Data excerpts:
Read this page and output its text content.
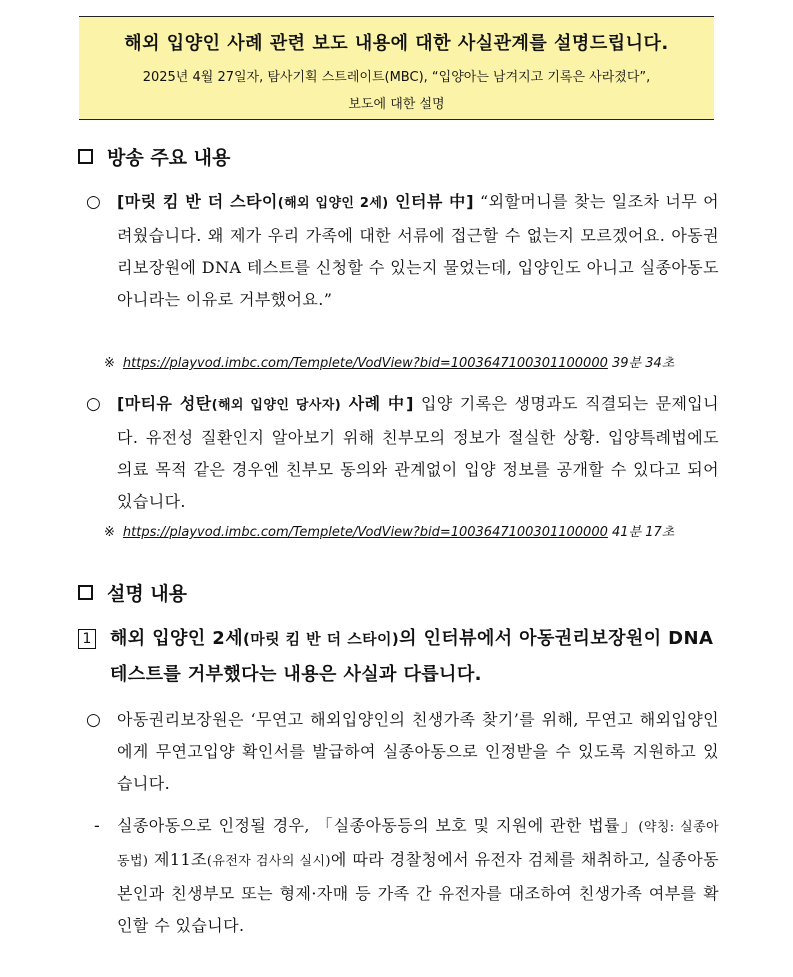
해외 입양인 사례 관련 보도 내용에 대한 사실관계를 설명드립니다.
2025년 4월 27일자, 탐사기획 스트레이트(MBC), “입양아는 남겨지고 기록은 사라졌다”,
보도에 대한 설명
방송 주요 내용
○ [마릿 킴 반 더 스타이(해외 입양인 2세) 인터뷰 中] “외할머니를 찾는 일조차 너무 어려웠습니다. 왜 제가 우리 가족에 대한 서류에 접근할 수 없는지 모르겠어요. 아동권리보장원에 DNA 테스트를 신청할 수 있는지 물었는데, 입양인도 아니고 실종아동도 아니라는 이유로 거부했어요.”
※ https://playvod.imbc.com/Templete/VodView?bid=1003647100301100000 39분 34초
○ [마티유 성탄(해외 입양인 당사자) 사례 中] 입양 기록은 생명과도 직결되는 문제입니다. 유전성 질환인지 알아보기 위해 친부모의 정보가 절실한 상황. 입양특례법에도 의료 목적 같은 경우엔 친부모 동의와 관계없이 입양 정보를 공개할 수 있다고 되어 있습니다.
※ https://playvod.imbc.com/Templete/VodView?bid=1003647100301100000 41분 17초
설명 내용
1 해외 입양인 2세(마릿 킴 반 더 스타이)의 인터뷰에서 아동권리보장원이 DNA 테스트를 거부했다는 내용은 사실과 다릅니다.
○ 아동권리보장원은 ‘무연고 해외입양인의 친생가족 찾기’를 위해, 무연고 해외입양인에게 무연고입양 확인서를 발급하여 실종아동으로 인정받을 수 있도록 지원하고 있습니다.
- 실종아동으로 인정될 경우, 「실종아동등의 보호 및 지원에 관한 법률」(약칭: 실종아동법) 제11조(유전자 검사의 실시)에 따라 경찰청에서 유전자 검체를 채취하고, 실종아동 본인과 친생부모 또는 형제·자매 등 가족 간 유전자를 대조하여 친생가족 여부를 확인할 수 있습니다.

● TASK GOAL: Leave out all images, then reproduce the entries above exactly.

● COMPLETE ANSWER:
Read this page and output its text content.
해외 입양인 사례 관련 보도 내용에 대한 사실관계를 설명드립니다.
2025년 4월 27일자, 탐사기획 스트레이트(MBC), “입양아는 남겨지고 기록은 사라졌다”,
보도에 대한 설명
방송 주요 내용
○ [마릿 킴 반 더 스타이(해외 입양인 2세) 인터뷰 中] “외할머니를 찾는 일조차 너무 어려웠습니다. 왜 제가 우리 가족에 대한 서류에 접근할 수 없는지 모르겠어요. 아동권리보장원에 DNA 테스트를 신청할 수 있는지 물었는데, 입양인도 아니고 실종아동도 아니라는 이유로 거부했어요.”
※ https://playvod.imbc.com/Templete/VodView?bid=1003647100301100000 39분 34초
○ [마티유 성탄(해외 입양인 당사자) 사례 中] 입양 기록은 생명과도 직결되는 문제입니다. 유전성 질환인지 알아보기 위해 친부모의 정보가 절실한 상황. 입양특례법에도 의료 목적 같은 경우엔 친부모 동의와 관계없이 입양 정보를 공개할 수 있다고 되어 있습니다.
※ https://playvod.imbc.com/Templete/VodView?bid=1003647100301100000 41분 17초
설명 내용
1 해외 입양인 2세(마릿 킴 반 더 스타이)의 인터뷰에서 아동권리보장원이 DNA 테스트를 거부했다는 내용은 사실과 다릅니다.
○ 아동권리보장원은 ‘무연고 해외입양인의 친생가족 찾기’를 위해, 무연고 해외입양인에게 무연고입양 확인서를 발급하여 실종아동으로 인정받을 수 있도록 지원하고 있습니다.
- 실종아동으로 인정될 경우, 「실종아동등의 보호 및 지원에 관한 법률」(약칭: 실종아동법) 제11조(유전자 검사의 실시)에 따라 경찰청에서 유전자 검체를 채취하고, 실종아동 본인과 친생부모 또는 형제·자매 등 가족 간 유전자를 대조하여 친생가족 여부를 확인할 수 있습니다.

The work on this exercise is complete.